== What this task involves ==
Extract the final stretch of the data: the line that contains "What data populates" and every line after it, unaltered, and no other lines.

=== Exercise materials ===

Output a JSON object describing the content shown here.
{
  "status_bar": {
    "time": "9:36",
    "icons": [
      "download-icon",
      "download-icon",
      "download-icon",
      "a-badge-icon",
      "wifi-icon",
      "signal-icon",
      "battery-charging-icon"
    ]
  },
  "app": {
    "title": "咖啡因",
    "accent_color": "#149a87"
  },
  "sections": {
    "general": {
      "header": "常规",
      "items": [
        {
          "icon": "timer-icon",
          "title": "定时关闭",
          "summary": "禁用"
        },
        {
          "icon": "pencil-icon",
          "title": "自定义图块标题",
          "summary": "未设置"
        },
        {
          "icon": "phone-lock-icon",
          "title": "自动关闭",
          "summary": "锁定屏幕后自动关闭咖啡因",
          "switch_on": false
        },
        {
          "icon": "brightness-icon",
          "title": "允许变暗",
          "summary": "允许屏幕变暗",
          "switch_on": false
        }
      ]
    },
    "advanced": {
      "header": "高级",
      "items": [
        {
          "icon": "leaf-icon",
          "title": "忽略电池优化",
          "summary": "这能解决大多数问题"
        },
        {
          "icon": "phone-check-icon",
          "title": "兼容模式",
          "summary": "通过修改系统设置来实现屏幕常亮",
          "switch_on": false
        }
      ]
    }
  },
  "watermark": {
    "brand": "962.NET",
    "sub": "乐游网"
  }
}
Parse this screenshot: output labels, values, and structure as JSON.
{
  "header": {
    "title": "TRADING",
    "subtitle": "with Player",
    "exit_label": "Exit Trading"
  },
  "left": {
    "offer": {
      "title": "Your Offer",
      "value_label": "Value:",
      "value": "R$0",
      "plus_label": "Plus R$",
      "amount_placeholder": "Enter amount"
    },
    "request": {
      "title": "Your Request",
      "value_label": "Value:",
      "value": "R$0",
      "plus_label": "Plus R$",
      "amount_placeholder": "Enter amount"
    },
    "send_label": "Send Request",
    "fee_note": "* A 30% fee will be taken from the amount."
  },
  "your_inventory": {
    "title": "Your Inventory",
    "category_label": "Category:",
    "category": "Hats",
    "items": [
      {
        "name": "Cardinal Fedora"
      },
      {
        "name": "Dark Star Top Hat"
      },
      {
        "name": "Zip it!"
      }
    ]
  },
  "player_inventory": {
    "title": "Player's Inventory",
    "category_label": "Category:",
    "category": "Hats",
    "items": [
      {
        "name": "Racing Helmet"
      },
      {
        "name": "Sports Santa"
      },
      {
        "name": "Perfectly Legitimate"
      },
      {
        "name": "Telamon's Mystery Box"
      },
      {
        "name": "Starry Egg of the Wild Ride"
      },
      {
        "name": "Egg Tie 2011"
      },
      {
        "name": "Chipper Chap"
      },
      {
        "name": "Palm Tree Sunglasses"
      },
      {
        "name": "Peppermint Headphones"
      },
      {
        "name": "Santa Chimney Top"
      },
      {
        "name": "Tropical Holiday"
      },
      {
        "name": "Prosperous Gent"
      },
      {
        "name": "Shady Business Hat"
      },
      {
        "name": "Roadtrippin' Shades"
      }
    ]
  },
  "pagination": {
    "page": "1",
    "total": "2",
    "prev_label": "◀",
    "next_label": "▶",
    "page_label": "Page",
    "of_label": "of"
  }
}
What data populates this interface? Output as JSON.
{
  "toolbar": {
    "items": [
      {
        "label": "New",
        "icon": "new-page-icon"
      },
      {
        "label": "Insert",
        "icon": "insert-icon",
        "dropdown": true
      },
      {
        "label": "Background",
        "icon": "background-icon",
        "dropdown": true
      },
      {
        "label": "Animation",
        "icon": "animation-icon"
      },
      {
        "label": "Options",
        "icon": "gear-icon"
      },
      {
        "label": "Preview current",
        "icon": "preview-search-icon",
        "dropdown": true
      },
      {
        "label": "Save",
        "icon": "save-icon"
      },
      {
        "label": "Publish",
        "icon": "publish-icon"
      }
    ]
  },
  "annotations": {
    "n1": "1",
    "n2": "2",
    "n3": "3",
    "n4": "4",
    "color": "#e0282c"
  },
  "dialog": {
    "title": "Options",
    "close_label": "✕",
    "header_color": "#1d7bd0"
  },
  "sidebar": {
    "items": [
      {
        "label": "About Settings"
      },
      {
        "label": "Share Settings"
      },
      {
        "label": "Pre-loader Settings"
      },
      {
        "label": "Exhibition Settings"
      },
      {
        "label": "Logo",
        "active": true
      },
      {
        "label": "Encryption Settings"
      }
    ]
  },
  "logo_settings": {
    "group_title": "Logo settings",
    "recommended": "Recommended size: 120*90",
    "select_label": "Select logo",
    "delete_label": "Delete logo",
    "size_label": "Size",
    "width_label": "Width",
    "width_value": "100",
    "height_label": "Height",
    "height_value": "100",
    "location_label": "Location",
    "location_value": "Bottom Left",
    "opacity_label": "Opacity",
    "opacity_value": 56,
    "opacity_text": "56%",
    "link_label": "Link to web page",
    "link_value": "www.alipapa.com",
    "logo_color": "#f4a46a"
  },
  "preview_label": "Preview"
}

===

== Written answer ==
What data populates this interface? Output as JSON.
{
  "toolbar": {
    "items": [
      {
        "label": "New",
        "icon": "new-page-icon"
      },
      {
        "label": "Insert",
        "icon": "insert-icon",
        "dropdown": true
      },
      {
        "label": "Background",
        "icon": "background-icon",
        "dropdown": true
      },
      {
        "label": "Animation",
        "icon": "animation-icon"
      },
      {
        "label": "Options",
        "icon": "gear-icon"
      },
      {
        "label": "Preview current",
        "icon": "preview-search-icon",
        "dropdown": true
      },
      {
        "label": "Save",
        "icon": "save-icon"
      },
      {
        "label": "Publish",
        "icon": "publish-icon"
      }
    ]
  },
  "annotations": {
    "n1": "1",
    "n2": "2",
    "n3": "3",
    "n4": "4",
    "color": "#e0282c"
  },
  "dialog": {
    "title": "Options",
    "close_label": "✕",
    "header_color": "#1d7bd0"
  },
  "sidebar": {
    "items": [
      {
        "label": "About Settings"
      },
      {
        "label": "Share Settings"
      },
      {
        "label": "Pre-loader Settings"
      },
      {
        "label": "Exhibition Settings"
      },
      {
        "label": "Logo",
        "active": true
      },
      {
        "label": "Encryption Settings"
      }
    ]
  },
  "logo_settings": {
    "group_title": "Logo settings",
    "recommended": "Recommended size: 120*90",
    "select_label": "Select logo",
    "delete_label": "Delete logo",
    "size_label": "Size",
    "width_label": "Width",
    "width_value": "100",
    "height_label": "Height",
    "height_value": "100",
    "location_label": "Location",
    "location_value": "Bottom Left",
    "opacity_label": "Opacity",
    "opacity_value": 56,
    "opacity_text": "56%",
    "link_label": "Link to web page",
    "link_value": "www.alipapa.com",
    "logo_color": "#f4a46a"
  },
  "preview_label": "Preview"
}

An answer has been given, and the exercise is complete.